**EXERCISE DESCRIPTION**
Could you repeat the records below exactly, leaving out any pictures?

=== RECORDED DATA ===

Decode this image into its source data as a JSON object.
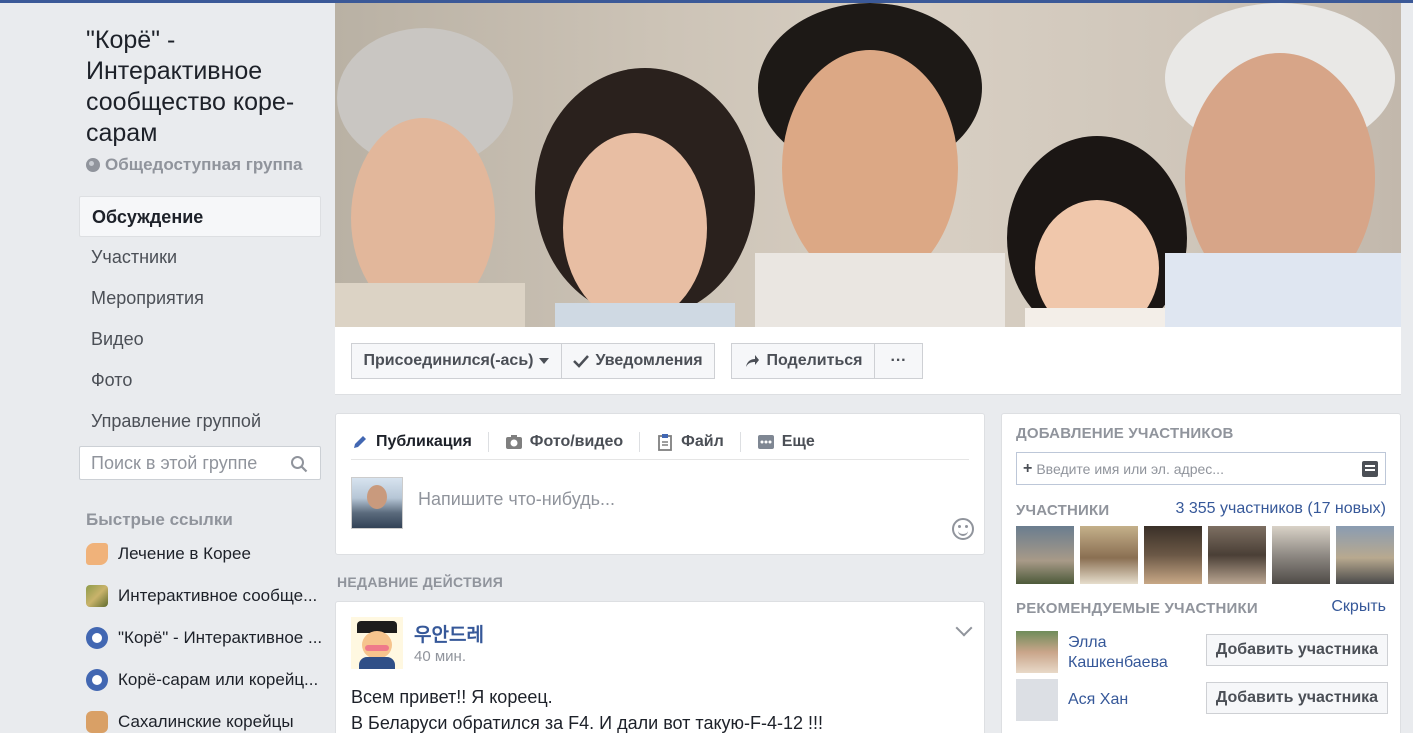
{
  "group": {
    "title": "\"Корё\" - Интерактивное сообщество коре-сарам",
    "type": "Общедоступная группа"
  },
  "nav": {
    "items": [
      {
        "label": "Обсуждение",
        "active": true
      },
      {
        "label": "Участники"
      },
      {
        "label": "Мероприятия"
      },
      {
        "label": "Видео"
      },
      {
        "label": "Фото"
      },
      {
        "label": "Управление группой"
      }
    ],
    "search_placeholder": "Поиск в этой группе"
  },
  "quick_links": {
    "title": "Быстрые ссылки",
    "items": [
      {
        "label": "Лечение в Корее",
        "icon": "pointing-hand-icon"
      },
      {
        "label": "Интерактивное сообще...",
        "icon": "group-photo-icon"
      },
      {
        "label": "\"Корё\" - Интерактивное ...",
        "icon": "group-icon"
      },
      {
        "label": "Корё-сарам или корейц...",
        "icon": "group-icon"
      },
      {
        "label": "Сахалинские корейцы",
        "icon": "fist-icon"
      }
    ]
  },
  "actions": {
    "joined": "Присоединился(-ась)",
    "notifications": "Уведомления",
    "share": "Поделиться",
    "more": "···"
  },
  "composer": {
    "tabs": [
      "Публикация",
      "Фото/видео",
      "Файл",
      "Еще"
    ],
    "placeholder": "Напишите что-нибудь..."
  },
  "recent": {
    "title": "НЕДАВНИЕ ДЕЙСТВИЯ"
  },
  "post": {
    "author": "우안드레",
    "time": "40 мин.",
    "line1": "Всем привет!! Я кореец.",
    "line2": "В Беларуси обратился за F4. И дали вот такую-F-4-12 !!!"
  },
  "right": {
    "add_title": "ДОБАВЛЕНИЕ УЧАСТНИКОВ",
    "add_placeholder": "Введите имя или эл. адрес...",
    "members_title": "УЧАСТНИКИ",
    "members_count": "3 355 участников (17 новых)",
    "suggested_title": "РЕКОМЕНДУЕМЫЕ УЧАСТНИКИ",
    "hide": "Скрыть",
    "add_button": "Добавить участника",
    "suggested": [
      {
        "name": "Элла Кашкенбаева"
      },
      {
        "name": "Ася Хан"
      }
    ]
  },
  "colors": {
    "link": "#365899",
    "brand": "#3b5998",
    "muted": "#90949c"
  }
}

===

**FINISHED EXERCISE**
Decode this image into its source data as a JSON object.
{
  "group": {
    "title": "\"Корё\" - Интерактивное сообщество коре-сарам",
    "type": "Общедоступная группа"
  },
  "nav": {
    "items": [
      {
        "label": "Обсуждение",
        "active": true
      },
      {
        "label": "Участники"
      },
      {
        "label": "Мероприятия"
      },
      {
        "label": "Видео"
      },
      {
        "label": "Фото"
      },
      {
        "label": "Управление группой"
      }
    ],
    "search_placeholder": "Поиск в этой группе"
  },
  "quick_links": {
    "title": "Быстрые ссылки",
    "items": [
      {
        "label": "Лечение в Корее",
        "icon": "pointing-hand-icon"
      },
      {
        "label": "Интерактивное сообще...",
        "icon": "group-photo-icon"
      },
      {
        "label": "\"Корё\" - Интерактивное ...",
        "icon": "group-icon"
      },
      {
        "label": "Корё-сарам или корейц...",
        "icon": "group-icon"
      },
      {
        "label": "Сахалинские корейцы",
        "icon": "fist-icon"
      }
    ]
  },
  "actions": {
    "joined": "Присоединился(-ась)",
    "notifications": "Уведомления",
    "share": "Поделиться",
    "more": "···"
  },
  "composer": {
    "tabs": [
      "Публикация",
      "Фото/видео",
      "Файл",
      "Еще"
    ],
    "placeholder": "Напишите что-нибудь..."
  },
  "recent": {
    "title": "НЕДАВНИЕ ДЕЙСТВИЯ"
  },
  "post": {
    "author": "우안드레",
    "time": "40 мин.",
    "line1": "Всем привет!! Я кореец.",
    "line2": "В Беларуси обратился за F4. И дали вот такую-F-4-12 !!!"
  },
  "right": {
    "add_title": "ДОБАВЛЕНИЕ УЧАСТНИКОВ",
    "add_placeholder": "Введите имя или эл. адрес...",
    "members_title": "УЧАСТНИКИ",
    "members_count": "3 355 участников (17 новых)",
    "suggested_title": "РЕКОМЕНДУЕМЫЕ УЧАСТНИКИ",
    "hide": "Скрыть",
    "add_button": "Добавить участника",
    "suggested": [
      {
        "name": "Элла Кашкенбаева"
      },
      {
        "name": "Ася Хан"
      }
    ]
  },
  "colors": {
    "link": "#365899",
    "brand": "#3b5998",
    "muted": "#90949c"
  }
}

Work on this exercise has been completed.